*Prompt*. The answer must be every line from the entries below that includes "which".

[Document page transcript entries]
>>>>>

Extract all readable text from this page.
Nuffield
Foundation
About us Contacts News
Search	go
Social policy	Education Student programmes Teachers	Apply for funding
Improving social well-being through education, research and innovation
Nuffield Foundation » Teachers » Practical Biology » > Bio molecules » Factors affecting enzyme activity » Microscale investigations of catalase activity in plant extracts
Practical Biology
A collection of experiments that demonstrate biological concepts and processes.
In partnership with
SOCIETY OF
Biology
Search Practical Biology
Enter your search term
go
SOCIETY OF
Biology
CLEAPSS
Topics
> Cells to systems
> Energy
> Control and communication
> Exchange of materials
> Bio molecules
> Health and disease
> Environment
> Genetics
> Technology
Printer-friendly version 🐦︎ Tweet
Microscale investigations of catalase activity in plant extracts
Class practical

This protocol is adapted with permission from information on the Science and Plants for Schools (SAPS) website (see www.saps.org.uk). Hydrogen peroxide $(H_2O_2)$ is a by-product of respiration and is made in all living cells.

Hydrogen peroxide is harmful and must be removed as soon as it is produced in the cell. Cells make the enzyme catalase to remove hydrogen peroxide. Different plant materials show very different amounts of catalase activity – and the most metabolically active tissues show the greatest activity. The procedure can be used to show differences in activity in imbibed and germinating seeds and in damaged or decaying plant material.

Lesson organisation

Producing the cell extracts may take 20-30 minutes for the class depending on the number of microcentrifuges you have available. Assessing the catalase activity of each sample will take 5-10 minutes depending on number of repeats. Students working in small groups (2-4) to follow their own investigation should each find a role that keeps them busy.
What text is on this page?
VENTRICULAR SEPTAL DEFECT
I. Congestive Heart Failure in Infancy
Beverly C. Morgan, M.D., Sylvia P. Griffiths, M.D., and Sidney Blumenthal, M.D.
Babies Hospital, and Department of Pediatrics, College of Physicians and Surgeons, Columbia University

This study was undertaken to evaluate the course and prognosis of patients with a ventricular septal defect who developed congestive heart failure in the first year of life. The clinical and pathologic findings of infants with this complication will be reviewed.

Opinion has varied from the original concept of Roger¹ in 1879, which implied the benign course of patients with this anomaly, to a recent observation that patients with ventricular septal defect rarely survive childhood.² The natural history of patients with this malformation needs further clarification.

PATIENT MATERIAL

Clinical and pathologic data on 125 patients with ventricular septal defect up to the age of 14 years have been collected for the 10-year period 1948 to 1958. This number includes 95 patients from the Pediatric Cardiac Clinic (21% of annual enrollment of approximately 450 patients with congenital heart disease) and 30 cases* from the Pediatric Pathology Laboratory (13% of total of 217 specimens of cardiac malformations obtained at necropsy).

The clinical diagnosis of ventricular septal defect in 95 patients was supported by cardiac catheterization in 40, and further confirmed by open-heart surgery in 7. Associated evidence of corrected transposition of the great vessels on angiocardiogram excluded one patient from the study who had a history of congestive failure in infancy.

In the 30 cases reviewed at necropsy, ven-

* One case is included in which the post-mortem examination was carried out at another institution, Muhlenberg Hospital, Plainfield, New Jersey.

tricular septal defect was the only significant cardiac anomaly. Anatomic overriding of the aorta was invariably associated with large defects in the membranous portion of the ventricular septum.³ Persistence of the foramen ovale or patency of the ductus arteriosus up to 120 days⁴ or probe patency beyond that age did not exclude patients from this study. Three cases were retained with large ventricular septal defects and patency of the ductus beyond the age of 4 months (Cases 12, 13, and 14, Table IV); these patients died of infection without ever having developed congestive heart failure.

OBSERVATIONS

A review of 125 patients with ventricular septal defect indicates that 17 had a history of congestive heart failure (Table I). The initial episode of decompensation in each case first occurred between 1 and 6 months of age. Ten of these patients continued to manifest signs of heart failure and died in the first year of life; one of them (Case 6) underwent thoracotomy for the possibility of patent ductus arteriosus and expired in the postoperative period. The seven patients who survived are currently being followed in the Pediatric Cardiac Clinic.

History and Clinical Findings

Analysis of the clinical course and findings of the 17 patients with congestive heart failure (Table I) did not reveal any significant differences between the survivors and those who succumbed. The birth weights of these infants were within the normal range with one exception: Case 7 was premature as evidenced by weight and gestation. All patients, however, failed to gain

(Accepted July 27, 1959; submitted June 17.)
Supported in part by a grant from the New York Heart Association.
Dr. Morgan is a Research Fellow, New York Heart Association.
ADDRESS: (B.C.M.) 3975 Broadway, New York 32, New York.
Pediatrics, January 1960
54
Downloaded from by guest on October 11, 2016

<<<<<

*Solution*.
Opinion has varied from the original concept of Roger¹ in 1879, which implied the benign course of patients with this anomaly, to a recent observation that patients with ventricular septal defect rarely survive childhood.² The natural history of patients with this malformation needs further clarification.
* One case is included in which the post-mortem examination was carried out at another institution, Muhlenberg Hospital, Plainfield, New Jersey.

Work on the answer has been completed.